Every line that contains the word "screenshot" should be copied.
# SOURCE MATERIAL start
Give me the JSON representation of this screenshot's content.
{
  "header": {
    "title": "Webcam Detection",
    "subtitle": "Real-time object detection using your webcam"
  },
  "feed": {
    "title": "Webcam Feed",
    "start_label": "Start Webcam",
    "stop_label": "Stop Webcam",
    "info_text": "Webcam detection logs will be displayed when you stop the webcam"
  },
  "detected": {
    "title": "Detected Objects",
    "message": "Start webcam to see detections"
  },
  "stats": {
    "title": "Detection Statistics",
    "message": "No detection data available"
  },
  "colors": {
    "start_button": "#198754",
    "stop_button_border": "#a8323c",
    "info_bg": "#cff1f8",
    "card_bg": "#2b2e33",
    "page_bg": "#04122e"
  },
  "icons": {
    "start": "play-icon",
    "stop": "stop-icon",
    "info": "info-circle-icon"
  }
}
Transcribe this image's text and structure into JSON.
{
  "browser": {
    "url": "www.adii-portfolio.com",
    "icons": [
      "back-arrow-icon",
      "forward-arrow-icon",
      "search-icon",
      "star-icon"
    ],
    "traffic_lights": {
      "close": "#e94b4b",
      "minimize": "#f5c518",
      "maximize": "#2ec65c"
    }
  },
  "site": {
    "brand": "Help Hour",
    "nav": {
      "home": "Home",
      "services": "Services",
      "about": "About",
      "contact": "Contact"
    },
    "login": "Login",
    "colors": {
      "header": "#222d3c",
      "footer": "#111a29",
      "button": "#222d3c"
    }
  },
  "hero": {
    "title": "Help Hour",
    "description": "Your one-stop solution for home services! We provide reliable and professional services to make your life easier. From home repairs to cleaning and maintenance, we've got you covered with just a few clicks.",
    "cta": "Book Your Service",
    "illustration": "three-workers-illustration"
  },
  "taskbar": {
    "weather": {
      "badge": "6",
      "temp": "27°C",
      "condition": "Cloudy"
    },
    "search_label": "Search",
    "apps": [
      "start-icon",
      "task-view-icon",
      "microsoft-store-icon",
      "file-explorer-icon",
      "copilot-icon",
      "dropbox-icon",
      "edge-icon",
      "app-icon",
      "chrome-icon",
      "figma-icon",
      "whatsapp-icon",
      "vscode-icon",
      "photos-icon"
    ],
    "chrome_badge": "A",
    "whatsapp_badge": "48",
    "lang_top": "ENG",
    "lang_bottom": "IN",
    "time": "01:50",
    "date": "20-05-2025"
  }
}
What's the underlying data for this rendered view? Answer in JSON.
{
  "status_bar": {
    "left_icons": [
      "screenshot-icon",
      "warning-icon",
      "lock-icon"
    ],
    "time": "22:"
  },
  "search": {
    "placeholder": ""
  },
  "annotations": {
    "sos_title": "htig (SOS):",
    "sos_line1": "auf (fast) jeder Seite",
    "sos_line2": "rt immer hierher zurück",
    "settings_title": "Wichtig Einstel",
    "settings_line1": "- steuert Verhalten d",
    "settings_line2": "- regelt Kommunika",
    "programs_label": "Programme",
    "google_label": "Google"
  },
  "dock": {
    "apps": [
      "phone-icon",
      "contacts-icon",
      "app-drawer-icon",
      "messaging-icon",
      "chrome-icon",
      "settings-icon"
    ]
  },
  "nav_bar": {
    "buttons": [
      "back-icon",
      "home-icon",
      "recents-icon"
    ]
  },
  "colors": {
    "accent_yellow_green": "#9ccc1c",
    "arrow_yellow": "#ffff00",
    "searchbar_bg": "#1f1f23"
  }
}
# SOURCE MATERIAL end
■ **FINISHED EXERCISE**
Give me the JSON representation of this screenshot's content.
      "screenshot-icon",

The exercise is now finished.